And if it's true—as journalists and some politicians will have us believe—that we are inhabiting an era of “post-truth,” isn’t it the artist's role to re-frame truth not as the way things are or have always been, but as potential prayers for what should be?
INTIMATE FICTIONS,
featuring photography by Alexis Martino, A. R. Havel, and Meg Turner
Whether it was to distance itself from the abstraction of the brush-stroke, or prop itself up as the ultimate medium of documentation and evidence, photography as a discipline has historically embraced labels of “objectivity” and “truth.” Of course, there have been artists who have made strong aesthetic reprisals of this position: surrealists like Claude Cahun; the proto-Vogue aesthete Cecil Beaton; Diane Arbus. In “Intimate Fictions,” Gryder exhibits Alexis Martino A.R. Havel, and Meg Turner: three photographers who toe the line of truth and fiction, the personal and the public, all while creating their own distinct realities through ritual image-making.

Data shown.
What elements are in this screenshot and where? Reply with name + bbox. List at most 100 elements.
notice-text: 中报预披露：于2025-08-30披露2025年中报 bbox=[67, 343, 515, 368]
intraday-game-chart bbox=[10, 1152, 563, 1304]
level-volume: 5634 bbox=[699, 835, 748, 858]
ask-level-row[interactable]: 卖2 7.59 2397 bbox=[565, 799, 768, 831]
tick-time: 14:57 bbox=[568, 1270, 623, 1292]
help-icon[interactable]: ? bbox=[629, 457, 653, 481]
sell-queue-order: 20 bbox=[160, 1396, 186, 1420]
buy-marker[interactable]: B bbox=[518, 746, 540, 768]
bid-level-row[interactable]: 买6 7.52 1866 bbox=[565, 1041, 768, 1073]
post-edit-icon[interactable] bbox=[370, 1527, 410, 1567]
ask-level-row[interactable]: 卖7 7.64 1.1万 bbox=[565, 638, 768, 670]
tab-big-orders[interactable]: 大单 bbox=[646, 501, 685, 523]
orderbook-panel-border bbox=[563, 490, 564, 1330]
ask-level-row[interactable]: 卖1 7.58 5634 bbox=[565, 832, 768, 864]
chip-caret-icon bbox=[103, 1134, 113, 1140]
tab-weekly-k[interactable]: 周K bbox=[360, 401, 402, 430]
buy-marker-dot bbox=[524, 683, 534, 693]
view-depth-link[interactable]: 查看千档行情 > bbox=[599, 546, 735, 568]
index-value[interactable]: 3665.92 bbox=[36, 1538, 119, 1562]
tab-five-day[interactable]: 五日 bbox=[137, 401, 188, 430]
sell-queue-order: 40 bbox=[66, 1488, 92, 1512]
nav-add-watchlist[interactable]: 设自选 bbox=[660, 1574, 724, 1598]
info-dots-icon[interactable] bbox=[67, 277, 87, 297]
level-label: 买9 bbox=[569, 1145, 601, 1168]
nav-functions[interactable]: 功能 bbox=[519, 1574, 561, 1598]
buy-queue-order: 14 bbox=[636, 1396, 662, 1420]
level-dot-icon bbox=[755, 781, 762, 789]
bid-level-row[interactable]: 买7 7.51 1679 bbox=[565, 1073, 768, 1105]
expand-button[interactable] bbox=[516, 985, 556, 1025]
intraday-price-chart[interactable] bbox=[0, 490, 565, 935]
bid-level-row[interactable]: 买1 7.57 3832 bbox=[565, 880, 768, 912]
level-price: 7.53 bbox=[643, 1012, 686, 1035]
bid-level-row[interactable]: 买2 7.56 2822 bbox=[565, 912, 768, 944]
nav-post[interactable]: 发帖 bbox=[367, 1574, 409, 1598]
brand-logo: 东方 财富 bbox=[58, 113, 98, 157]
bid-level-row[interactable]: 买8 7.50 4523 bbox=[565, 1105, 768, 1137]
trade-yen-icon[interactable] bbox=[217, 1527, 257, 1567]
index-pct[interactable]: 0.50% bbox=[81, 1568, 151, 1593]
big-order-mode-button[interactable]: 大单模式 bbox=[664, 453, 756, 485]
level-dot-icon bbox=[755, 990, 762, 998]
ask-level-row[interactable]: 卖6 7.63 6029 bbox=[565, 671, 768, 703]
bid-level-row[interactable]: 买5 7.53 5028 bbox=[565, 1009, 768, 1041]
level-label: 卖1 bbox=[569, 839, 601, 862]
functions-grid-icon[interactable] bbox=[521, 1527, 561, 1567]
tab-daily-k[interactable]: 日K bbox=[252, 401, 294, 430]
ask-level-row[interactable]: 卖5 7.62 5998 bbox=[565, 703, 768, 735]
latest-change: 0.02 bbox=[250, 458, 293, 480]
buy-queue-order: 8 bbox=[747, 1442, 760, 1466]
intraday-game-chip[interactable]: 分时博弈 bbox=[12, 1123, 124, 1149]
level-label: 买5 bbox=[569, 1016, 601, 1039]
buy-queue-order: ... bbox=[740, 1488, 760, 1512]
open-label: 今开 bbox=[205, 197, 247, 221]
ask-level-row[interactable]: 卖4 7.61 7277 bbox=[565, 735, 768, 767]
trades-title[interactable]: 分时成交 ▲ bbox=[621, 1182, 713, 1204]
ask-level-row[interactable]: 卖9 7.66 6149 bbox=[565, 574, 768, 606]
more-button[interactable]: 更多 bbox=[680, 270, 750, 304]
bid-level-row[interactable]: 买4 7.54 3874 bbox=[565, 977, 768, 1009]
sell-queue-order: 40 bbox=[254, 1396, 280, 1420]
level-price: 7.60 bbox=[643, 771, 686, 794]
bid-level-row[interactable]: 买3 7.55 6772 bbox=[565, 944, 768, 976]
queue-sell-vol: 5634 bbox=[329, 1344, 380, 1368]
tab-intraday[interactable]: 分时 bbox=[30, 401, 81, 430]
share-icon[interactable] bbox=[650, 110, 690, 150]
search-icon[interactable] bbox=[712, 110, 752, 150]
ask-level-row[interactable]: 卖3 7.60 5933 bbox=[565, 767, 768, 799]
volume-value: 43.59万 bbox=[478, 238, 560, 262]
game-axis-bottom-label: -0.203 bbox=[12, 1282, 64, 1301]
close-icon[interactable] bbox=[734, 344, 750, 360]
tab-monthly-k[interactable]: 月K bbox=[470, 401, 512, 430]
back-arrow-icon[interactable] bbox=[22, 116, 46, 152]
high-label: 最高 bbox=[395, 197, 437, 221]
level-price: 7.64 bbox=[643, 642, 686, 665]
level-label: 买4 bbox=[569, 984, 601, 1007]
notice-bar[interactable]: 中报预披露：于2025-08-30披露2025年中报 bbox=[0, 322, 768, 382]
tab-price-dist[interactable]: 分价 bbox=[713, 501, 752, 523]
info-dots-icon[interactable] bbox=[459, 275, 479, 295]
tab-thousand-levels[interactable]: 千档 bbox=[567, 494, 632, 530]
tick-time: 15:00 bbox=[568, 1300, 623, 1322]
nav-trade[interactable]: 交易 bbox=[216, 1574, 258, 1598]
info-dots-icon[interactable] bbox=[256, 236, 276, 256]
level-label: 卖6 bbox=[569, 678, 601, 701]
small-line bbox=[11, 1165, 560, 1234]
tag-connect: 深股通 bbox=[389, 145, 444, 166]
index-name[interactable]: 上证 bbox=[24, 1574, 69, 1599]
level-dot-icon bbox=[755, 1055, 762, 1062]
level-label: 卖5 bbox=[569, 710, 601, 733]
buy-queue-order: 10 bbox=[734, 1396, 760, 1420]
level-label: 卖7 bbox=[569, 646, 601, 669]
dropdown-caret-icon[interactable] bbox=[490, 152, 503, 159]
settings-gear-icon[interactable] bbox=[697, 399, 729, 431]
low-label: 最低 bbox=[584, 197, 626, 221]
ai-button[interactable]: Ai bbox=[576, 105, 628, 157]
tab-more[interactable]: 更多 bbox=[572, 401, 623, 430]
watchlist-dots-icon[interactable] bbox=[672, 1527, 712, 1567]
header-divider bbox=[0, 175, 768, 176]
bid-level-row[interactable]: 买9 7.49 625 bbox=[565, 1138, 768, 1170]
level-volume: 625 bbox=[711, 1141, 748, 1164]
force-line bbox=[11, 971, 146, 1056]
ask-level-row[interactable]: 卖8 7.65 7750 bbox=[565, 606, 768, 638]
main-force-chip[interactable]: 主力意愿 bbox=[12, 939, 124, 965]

Problems to solve.
1) Answer these about the exhibition text:
(a) What era do journalists and some politicians claim we are inhabiting, according to the opening question?
(b) Which two labels has photography historically embraced?
(c) Which three photographers are featured in "Intimate Fictions"?
2) Continue the exhibition text about "Intimate Fictions" from its last sentence.

Task-by-task answers.
1)
(a) An era of "post-truth."
(b) "Objectivity" and "truth."
(c) Alexis Martino, A. R. Havel, and Meg Turner.

2)
Intimacy is inherent to the images: for one, each artist is photographing their immediate friends, community, lovers, and chosen-family. Additionally, there is an affinity of hand-work involved: alternative processes of photogravure, silk-screening, traditional dark-room processes, adornment and decoration. And if it's true—as journalists and some politicians will have us believe—that we are inhabiting an era of “post-truth,” isn’t it the artist's role to re-frame truth not as the way things are or have always been, but as potential prayers for what should be? Here’s what should be: eroticism, transmutation, wondrous collisions, the just-out-of-focus, the kitsch, and the cast-aside.
Alexis Martino includes work from 101 Pennies,presenting her community to express feelings of loss, desire, and eroticism, while creating fantastical human-animal hybrids. Her photographs are silver gelatin darkroom prints that she sepia tones and frames within a changing grid of 101 images.
A.R.Havel presents work of meta-narratives: a group of queer punks in the 1980s rehearsing a play based on his universally unread novella about an 18th century casta painter. Hint: the “queer punks” may actually be people you know. His work references Brechtian theater and liturgical dioramas of the 17th and 18th centuries.
Meg Turner includes new works that synthesize her processes of photographic tin types, photogravure, and screenprinting. Inspired by visual iconographies of the past, such as postcards and memento pictures, Turner recreates images of similar ilk to produce artwork that is undeniably present and even monumental.